## TASK BRIEF
Retype all the entries word for word, but omit the pictures.

··· DATA FOR THIS EXERCISE ···

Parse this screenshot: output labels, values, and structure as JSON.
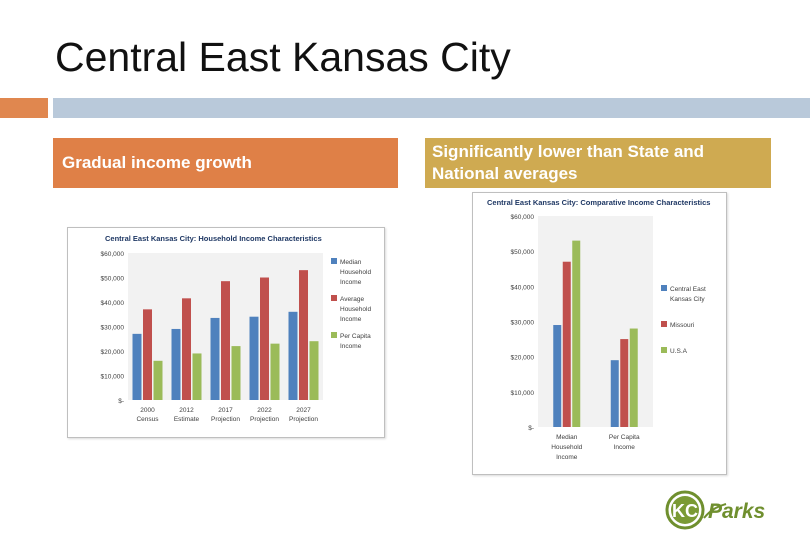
{
  "slide": {
    "title": "Central East Kansas City",
    "left_callout": "Gradual income growth",
    "right_callout_line1": "Significantly lower than State and",
    "right_callout_line2": "National averages"
  },
  "logo": {
    "text_kc": "KC",
    "text_parks": "Parks"
  },
  "colors": {
    "blue": "#4f81bd",
    "red": "#c0504d",
    "green": "#9bbb59",
    "orange_bar": "#df8047",
    "gold_bar": "#cfaa51"
  },
  "chart_data": [
    {
      "type": "bar",
      "title": "Central East Kansas City: Household Income Characteristics",
      "categories": [
        [
          "2000",
          "Census"
        ],
        [
          "2012",
          "Estimate"
        ],
        [
          "2017",
          "Projection"
        ],
        [
          "2022",
          "Projection"
        ],
        [
          "2027",
          "Projection"
        ]
      ],
      "series": [
        {
          "name": [
            "Median",
            "Household",
            "Income"
          ],
          "color": "#4f81bd",
          "values": [
            27000,
            29000,
            33500,
            34000,
            36000
          ]
        },
        {
          "name": [
            "Average",
            "Household",
            "Income"
          ],
          "color": "#c0504d",
          "values": [
            37000,
            41500,
            48500,
            50000,
            53000
          ]
        },
        {
          "name": [
            "Per Capita",
            "Income"
          ],
          "color": "#9bbb59",
          "values": [
            16000,
            19000,
            22000,
            23000,
            24000
          ]
        }
      ],
      "ylim": [
        0,
        60000
      ],
      "yticks": [
        0,
        10000,
        20000,
        30000,
        40000,
        50000,
        60000
      ],
      "ytick_labels": [
        "$-",
        "$10,000",
        "$20,000",
        "$30,000",
        "$40,000",
        "$50,000",
        "$60,000"
      ],
      "legend": "right",
      "grid": false
    },
    {
      "type": "bar",
      "title": "Central East Kansas City: Comparative Income Characteristics",
      "categories": [
        [
          "Median",
          "Household",
          "Income"
        ],
        [
          "Per Capita",
          "Income"
        ]
      ],
      "series": [
        {
          "name": [
            "Central East",
            "Kansas City"
          ],
          "color": "#4f81bd",
          "values": [
            29000,
            19000
          ]
        },
        {
          "name": [
            "Missouri"
          ],
          "color": "#c0504d",
          "values": [
            47000,
            25000
          ]
        },
        {
          "name": [
            "U.S.A"
          ],
          "color": "#9bbb59",
          "values": [
            53000,
            28000
          ]
        }
      ],
      "ylim": [
        0,
        60000
      ],
      "yticks": [
        0,
        10000,
        20000,
        30000,
        40000,
        50000,
        60000
      ],
      "ytick_labels": [
        "$-",
        "$10,000",
        "$20,000",
        "$30,000",
        "$40,000",
        "$50,000",
        "$60,000"
      ],
      "legend": "right",
      "grid": false
    }
  ]
}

···

## THE REPLY
Parse this screenshot: output labels, values, and structure as JSON.
{
  "slide": {
    "title": "Central East Kansas City",
    "left_callout": "Gradual income growth",
    "right_callout_line1": "Significantly lower than State and",
    "right_callout_line2": "National averages"
  },
  "logo": {
    "text_kc": "KC",
    "text_parks": "Parks"
  },
  "colors": {
    "blue": "#4f81bd",
    "red": "#c0504d",
    "green": "#9bbb59",
    "orange_bar": "#df8047",
    "gold_bar": "#cfaa51"
  },
  "chart_data": [
    {
      "type": "bar",
      "title": "Central East Kansas City: Household Income Characteristics",
      "categories": [
        [
          "2000",
          "Census"
        ],
        [
          "2012",
          "Estimate"
        ],
        [
          "2017",
          "Projection"
        ],
        [
          "2022",
          "Projection"
        ],
        [
          "2027",
          "Projection"
        ]
      ],
      "series": [
        {
          "name": [
            "Median",
            "Household",
            "Income"
          ],
          "color": "#4f81bd",
          "values": [
            27000,
            29000,
            33500,
            34000,
            36000
          ]
        },
        {
          "name": [
            "Average",
            "Household",
            "Income"
          ],
          "color": "#c0504d",
          "values": [
            37000,
            41500,
            48500,
            50000,
            53000
          ]
        },
        {
          "name": [
            "Per Capita",
            "Income"
          ],
          "color": "#9bbb59",
          "values": [
            16000,
            19000,
            22000,
            23000,
            24000
          ]
        }
      ],
      "ylim": [
        0,
        60000
      ],
      "yticks": [
        0,
        10000,
        20000,
        30000,
        40000,
        50000,
        60000
      ],
      "ytick_labels": [
        "$-",
        "$10,000",
        "$20,000",
        "$30,000",
        "$40,000",
        "$50,000",
        "$60,000"
      ],
      "legend": "right",
      "grid": false
    },
    {
      "type": "bar",
      "title": "Central East Kansas City: Comparative Income Characteristics",
      "categories": [
        [
          "Median",
          "Household",
          "Income"
        ],
        [
          "Per Capita",
          "Income"
        ]
      ],
      "series": [
        {
          "name": [
            "Central East",
            "Kansas City"
          ],
          "color": "#4f81bd",
          "values": [
            29000,
            19000
          ]
        },
        {
          "name": [
            "Missouri"
          ],
          "color": "#c0504d",
          "values": [
            47000,
            25000
          ]
        },
        {
          "name": [
            "U.S.A"
          ],
          "color": "#9bbb59",
          "values": [
            53000,
            28000
          ]
        }
      ],
      "ylim": [
        0,
        60000
      ],
      "yticks": [
        0,
        10000,
        20000,
        30000,
        40000,
        50000,
        60000
      ],
      "ytick_labels": [
        "$-",
        "$10,000",
        "$20,000",
        "$30,000",
        "$40,000",
        "$50,000",
        "$60,000"
      ],
      "legend": "right",
      "grid": false
    }
  ]
}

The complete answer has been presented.